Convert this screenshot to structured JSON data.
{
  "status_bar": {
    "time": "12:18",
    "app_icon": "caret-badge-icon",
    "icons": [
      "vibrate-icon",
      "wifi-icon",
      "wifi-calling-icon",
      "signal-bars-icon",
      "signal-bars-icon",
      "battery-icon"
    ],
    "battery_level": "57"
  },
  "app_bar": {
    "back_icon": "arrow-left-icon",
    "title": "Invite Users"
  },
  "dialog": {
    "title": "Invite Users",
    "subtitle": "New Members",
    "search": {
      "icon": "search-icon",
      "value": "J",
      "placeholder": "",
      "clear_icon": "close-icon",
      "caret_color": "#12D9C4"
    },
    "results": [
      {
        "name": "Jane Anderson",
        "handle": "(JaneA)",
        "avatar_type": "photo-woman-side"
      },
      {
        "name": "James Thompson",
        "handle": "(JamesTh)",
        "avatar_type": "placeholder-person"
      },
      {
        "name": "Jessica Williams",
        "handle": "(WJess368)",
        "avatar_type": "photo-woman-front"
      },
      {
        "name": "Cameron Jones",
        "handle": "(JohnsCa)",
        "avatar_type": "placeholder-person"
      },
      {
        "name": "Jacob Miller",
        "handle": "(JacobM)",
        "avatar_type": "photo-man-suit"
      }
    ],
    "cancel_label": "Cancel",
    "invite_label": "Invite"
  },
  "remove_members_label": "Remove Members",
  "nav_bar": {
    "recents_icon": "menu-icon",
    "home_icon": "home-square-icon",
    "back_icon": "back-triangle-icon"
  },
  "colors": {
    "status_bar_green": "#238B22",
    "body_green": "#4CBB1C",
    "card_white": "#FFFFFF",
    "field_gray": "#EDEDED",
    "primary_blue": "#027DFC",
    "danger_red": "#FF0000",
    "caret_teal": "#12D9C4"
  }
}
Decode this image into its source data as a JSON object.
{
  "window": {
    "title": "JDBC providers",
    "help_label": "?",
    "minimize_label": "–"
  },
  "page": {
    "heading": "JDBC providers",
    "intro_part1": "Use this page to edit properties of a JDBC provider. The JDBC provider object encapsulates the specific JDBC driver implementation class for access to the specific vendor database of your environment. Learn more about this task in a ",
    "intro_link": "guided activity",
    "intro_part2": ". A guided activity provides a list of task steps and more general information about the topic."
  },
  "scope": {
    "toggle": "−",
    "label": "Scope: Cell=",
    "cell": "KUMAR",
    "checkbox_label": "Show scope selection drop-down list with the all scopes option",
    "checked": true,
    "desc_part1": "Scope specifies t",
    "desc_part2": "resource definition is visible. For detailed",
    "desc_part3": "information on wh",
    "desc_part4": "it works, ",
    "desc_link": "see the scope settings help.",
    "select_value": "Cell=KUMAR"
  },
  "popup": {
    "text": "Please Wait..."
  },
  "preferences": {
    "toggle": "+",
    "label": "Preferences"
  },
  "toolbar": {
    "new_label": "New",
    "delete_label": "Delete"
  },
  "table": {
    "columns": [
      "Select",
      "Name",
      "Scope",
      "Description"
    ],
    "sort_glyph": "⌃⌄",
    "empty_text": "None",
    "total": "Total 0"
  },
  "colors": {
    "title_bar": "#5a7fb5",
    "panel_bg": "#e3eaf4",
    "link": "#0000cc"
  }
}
★ ★ ★ ★ ★ ★ ★
*THE PROBLEM*.
Every record shown above should be written out again exactly.

*COMPLETE RESPONSE*.
Convert this screenshot to structured JSON data.
{
  "status_bar": {
    "time": "12:18",
    "app_icon": "caret-badge-icon",
    "icons": [
      "vibrate-icon",
      "wifi-icon",
      "wifi-calling-icon",
      "signal-bars-icon",
      "signal-bars-icon",
      "battery-icon"
    ],
    "battery_level": "57"
  },
  "app_bar": {
    "back_icon": "arrow-left-icon",
    "title": "Invite Users"
  },
  "dialog": {
    "title": "Invite Users",
    "subtitle": "New Members",
    "search": {
      "icon": "search-icon",
      "value": "J",
      "placeholder": "",
      "clear_icon": "close-icon",
      "caret_color": "#12D9C4"
    },
    "results": [
      {
        "name": "Jane Anderson",
        "handle": "(JaneA)",
        "avatar_type": "photo-woman-side"
      },
      {
        "name": "James Thompson",
        "handle": "(JamesTh)",
        "avatar_type": "placeholder-person"
      },
      {
        "name": "Jessica Williams",
        "handle": "(WJess368)",
        "avatar_type": "photo-woman-front"
      },
      {
        "name": "Cameron Jones",
        "handle": "(JohnsCa)",
        "avatar_type": "placeholder-person"
      },
      {
        "name": "Jacob Miller",
        "handle": "(JacobM)",
        "avatar_type": "photo-man-suit"
      }
    ],
    "cancel_label": "Cancel",
    "invite_label": "Invite"
  },
  "remove_members_label": "Remove Members",
  "nav_bar": {
    "recents_icon": "menu-icon",
    "home_icon": "home-square-icon",
    "back_icon": "back-triangle-icon"
  },
  "colors": {
    "status_bar_green": "#238B22",
    "body_green": "#4CBB1C",
    "card_white": "#FFFFFF",
    "field_gray": "#EDEDED",
    "primary_blue": "#027DFC",
    "danger_red": "#FF0000",
    "caret_teal": "#12D9C4"
  }
}
Decode this image into its source data as a JSON object.
{
  "window": {
    "title": "JDBC providers",
    "help_label": "?",
    "minimize_label": "–"
  },
  "page": {
    "heading": "JDBC providers",
    "intro_part1": "Use this page to edit properties of a JDBC provider. The JDBC provider object encapsulates the specific JDBC driver implementation class for access to the specific vendor database of your environment. Learn more about this task in a ",
    "intro_link": "guided activity",
    "intro_part2": ". A guided activity provides a list of task steps and more general information about the topic."
  },
  "scope": {
    "toggle": "−",
    "label": "Scope: Cell=",
    "cell": "KUMAR",
    "checkbox_label": "Show scope selection drop-down list with the all scopes option",
    "checked": true,
    "desc_part1": "Scope specifies t",
    "desc_part2": "resource definition is visible. For detailed",
    "desc_part3": "information on wh",
    "desc_part4": "it works, ",
    "desc_link": "see the scope settings help.",
    "select_value": "Cell=KUMAR"
  },
  "popup": {
    "text": "Please Wait..."
  },
  "preferences": {
    "toggle": "+",
    "label": "Preferences"
  },
  "toolbar": {
    "new_label": "New",
    "delete_label": "Delete"
  },
  "table": {
    "columns": [
      "Select",
      "Name",
      "Scope",
      "Description"
    ],
    "sort_glyph": "⌃⌄",
    "empty_text": "None",
    "total": "Total 0"
  },
  "colors": {
    "title_bar": "#5a7fb5",
    "panel_bg": "#e3eaf4",
    "link": "#0000cc"
  }
}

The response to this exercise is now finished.